## START DATA FOR PROCESSING

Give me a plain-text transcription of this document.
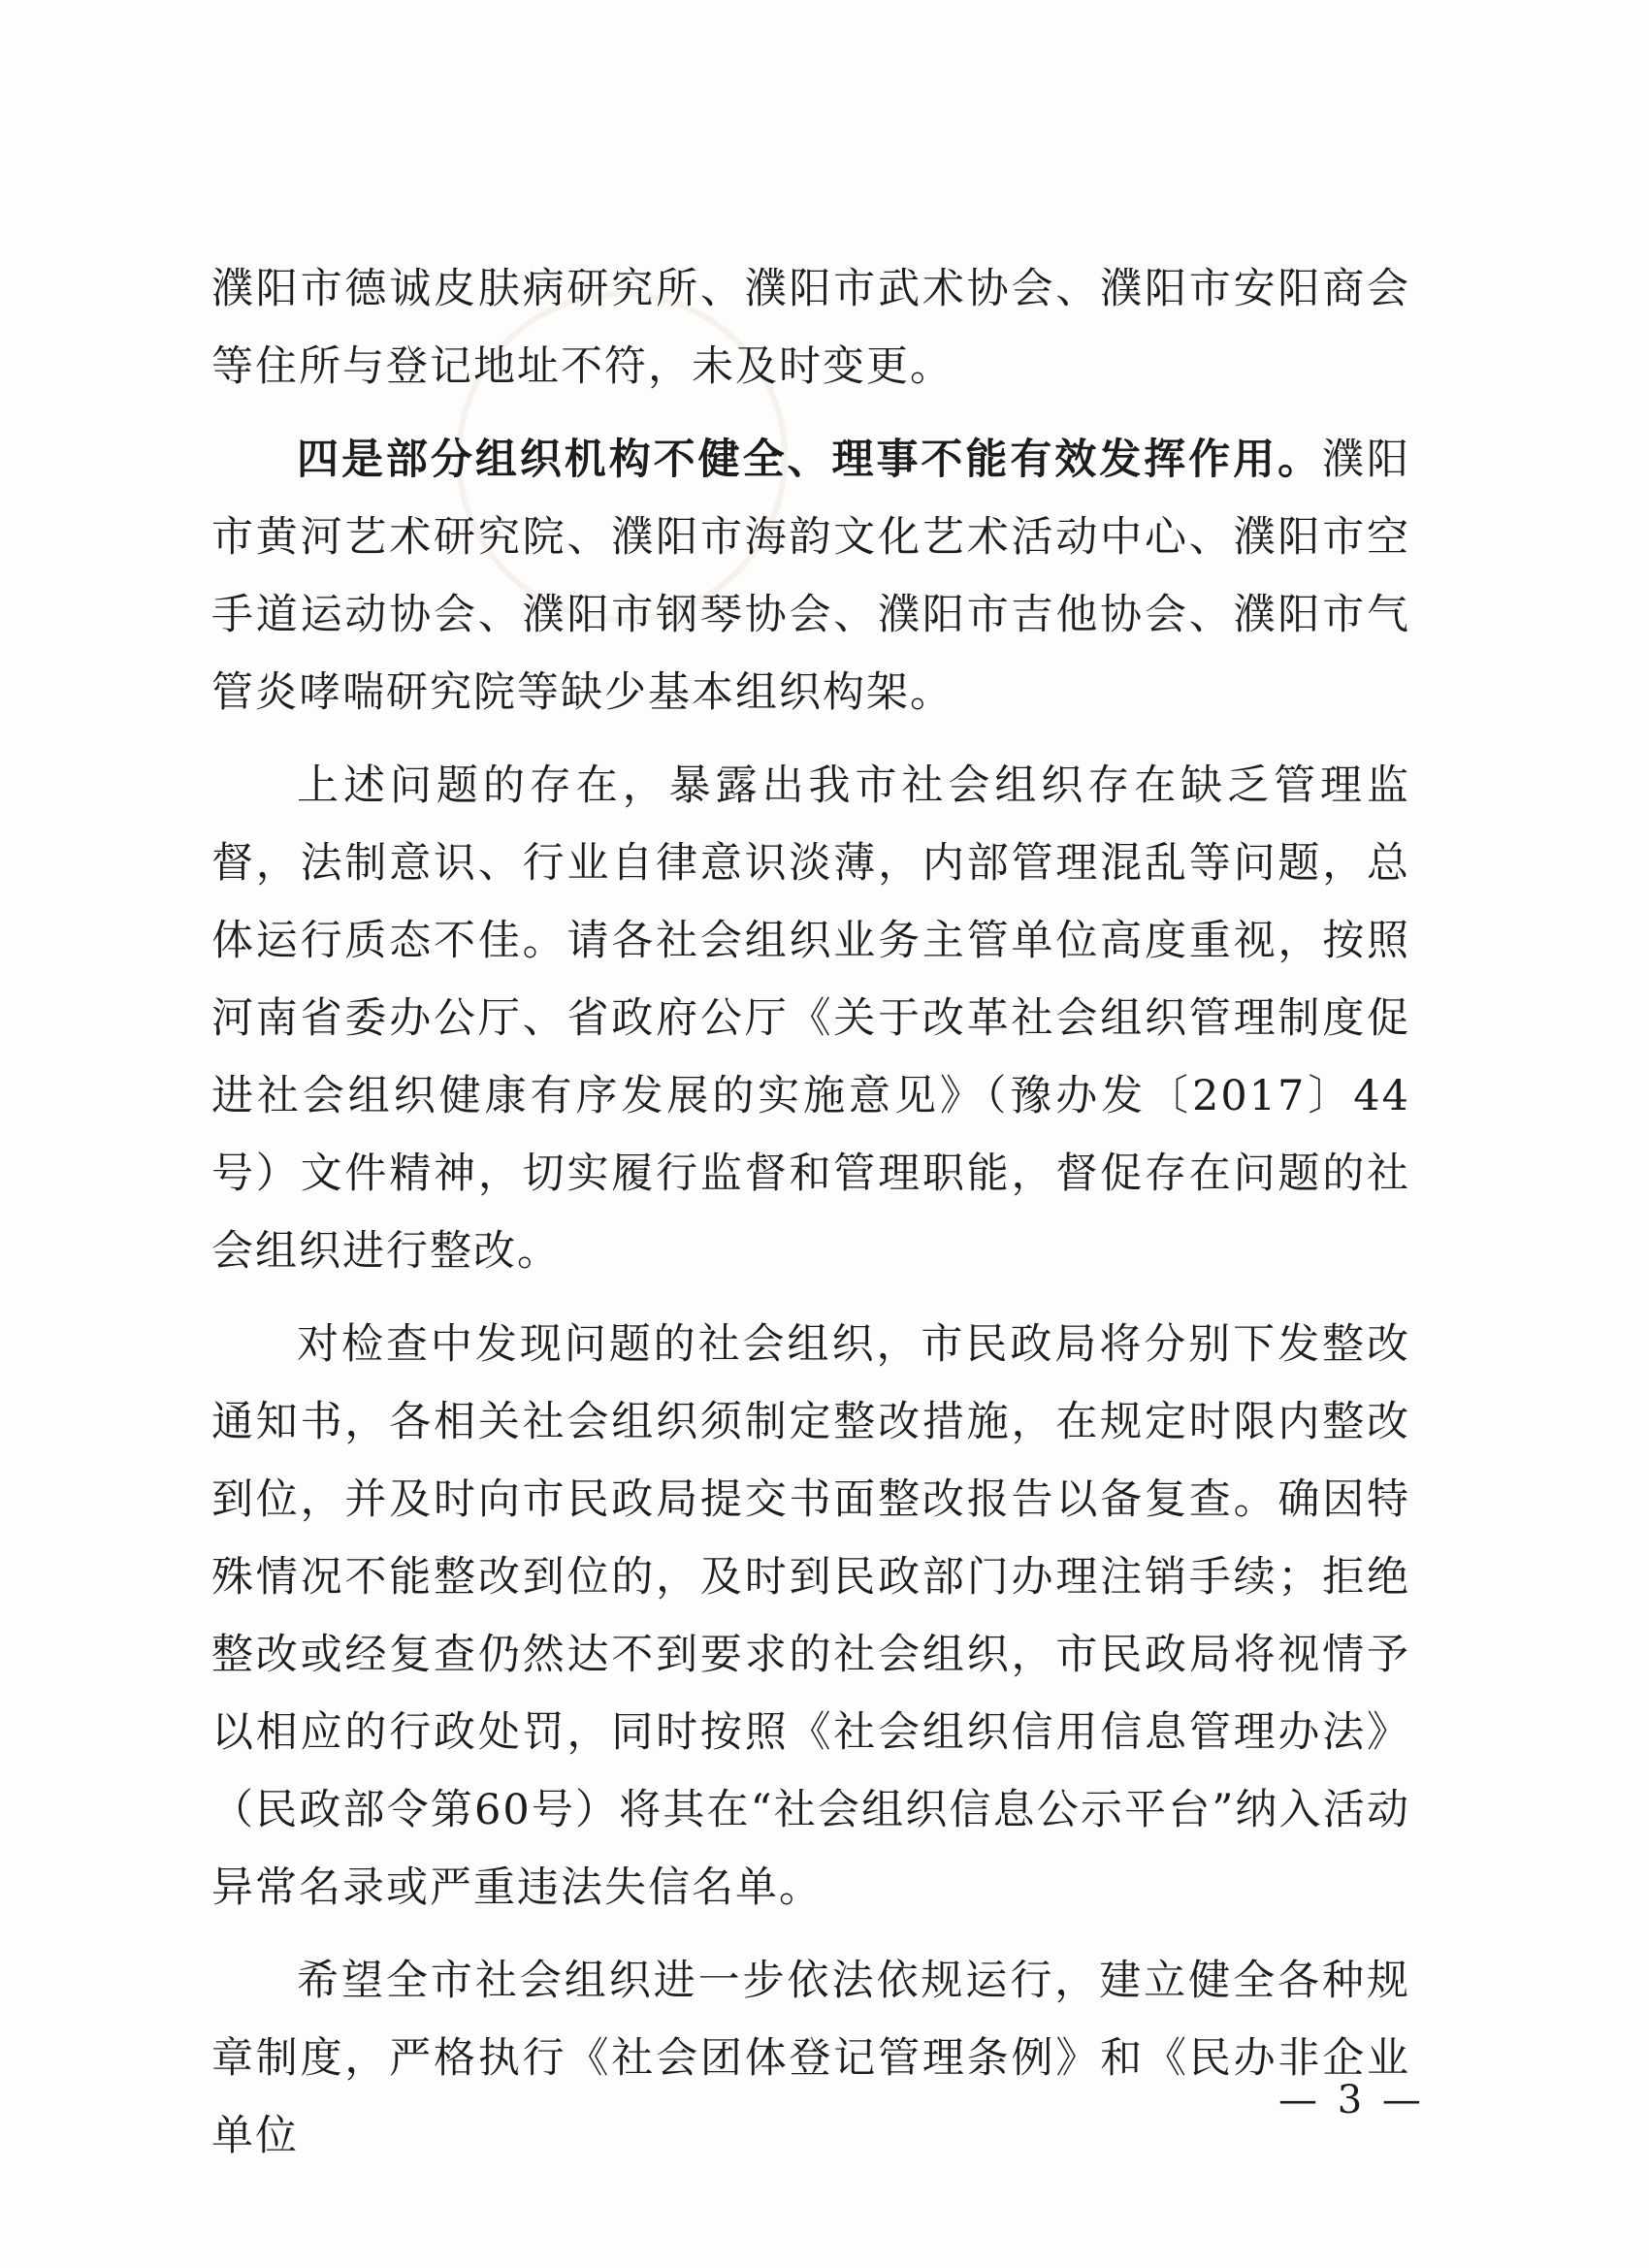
濮阳市德诚皮肤病研究所、濮阳市武术协会、濮阳市安阳商会等住所与登记地址不符，未及时变更。

四是部分组织机构不健全、理事不能有效发挥作用。濮阳市黄河艺术研究院、濮阳市海韵文化艺术活动中心、濮阳市空手道运动协会、濮阳市钢琴协会、濮阳市吉他协会、濮阳市气管炎哮喘研究院等缺少基本组织构架。

上述问题的存在，暴露出我市社会组织存在缺乏管理监督，法制意识、行业自律意识淡薄，内部管理混乱等问题，总体运行质态不佳。请各社会组织业务主管单位高度重视，按照河南省委办公厅、省政府公厅《关于改革社会组织管理制度促进社会组织健康有序发展的实施意见》（豫办发〔2017〕44号）文件精神，切实履行监督和管理职能，督促存在问题的社会组织进行整改。

对检查中发现问题的社会组织，市民政局将分别下发整改通知书，各相关社会组织须制定整改措施，在规定时限内整改到位，并及时向市民政局提交书面整改报告以备复查。确因特殊情况不能整改到位的，及时到民政部门办理注销手续；拒绝整改或经复查仍然达不到要求的社会组织，市民政局将视情予以相应的行政处罚，同时按照《社会组织信用信息管理办法》（民政部令第60号）将其在“社会组织信息公示平台”纳入活动异常名录或严重违法失信名单。

希望全市社会组织进一步依法依规运行，建立健全各种规章制度，严格执行《社会团体登记管理条例》和《民办非企业单位

— 3 —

## END DATA FOR PROCESSING

● **EXERCISE PROMPT**: Copy all the entries word for word. Omit any pictures.

● **TASK RESULT**:
Give me a plain-text transcription of this document.
濮阳市德诚皮肤病研究所、濮阳市武术协会、濮阳市安阳商会等住所与登记地址不符，未及时变更。

四是部分组织机构不健全、理事不能有效发挥作用。濮阳市黄河艺术研究院、濮阳市海韵文化艺术活动中心、濮阳市空手道运动协会、濮阳市钢琴协会、濮阳市吉他协会、濮阳市气管炎哮喘研究院等缺少基本组织构架。

上述问题的存在，暴露出我市社会组织存在缺乏管理监督，法制意识、行业自律意识淡薄，内部管理混乱等问题，总体运行质态不佳。请各社会组织业务主管单位高度重视，按照河南省委办公厅、省政府公厅《关于改革社会组织管理制度促进社会组织健康有序发展的实施意见》（豫办发〔2017〕44号）文件精神，切实履行监督和管理职能，督促存在问题的社会组织进行整改。

对检查中发现问题的社会组织，市民政局将分别下发整改通知书，各相关社会组织须制定整改措施，在规定时限内整改到位，并及时向市民政局提交书面整改报告以备复查。确因特殊情况不能整改到位的，及时到民政部门办理注销手续；拒绝整改或经复查仍然达不到要求的社会组织，市民政局将视情予以相应的行政处罚，同时按照《社会组织信用信息管理办法》（民政部令第60号）将其在“社会组织信息公示平台”纳入活动异常名录或严重违法失信名单。

希望全市社会组织进一步依法依规运行，建立健全各种规章制度，严格执行《社会团体登记管理条例》和《民办非企业单位

— 3 —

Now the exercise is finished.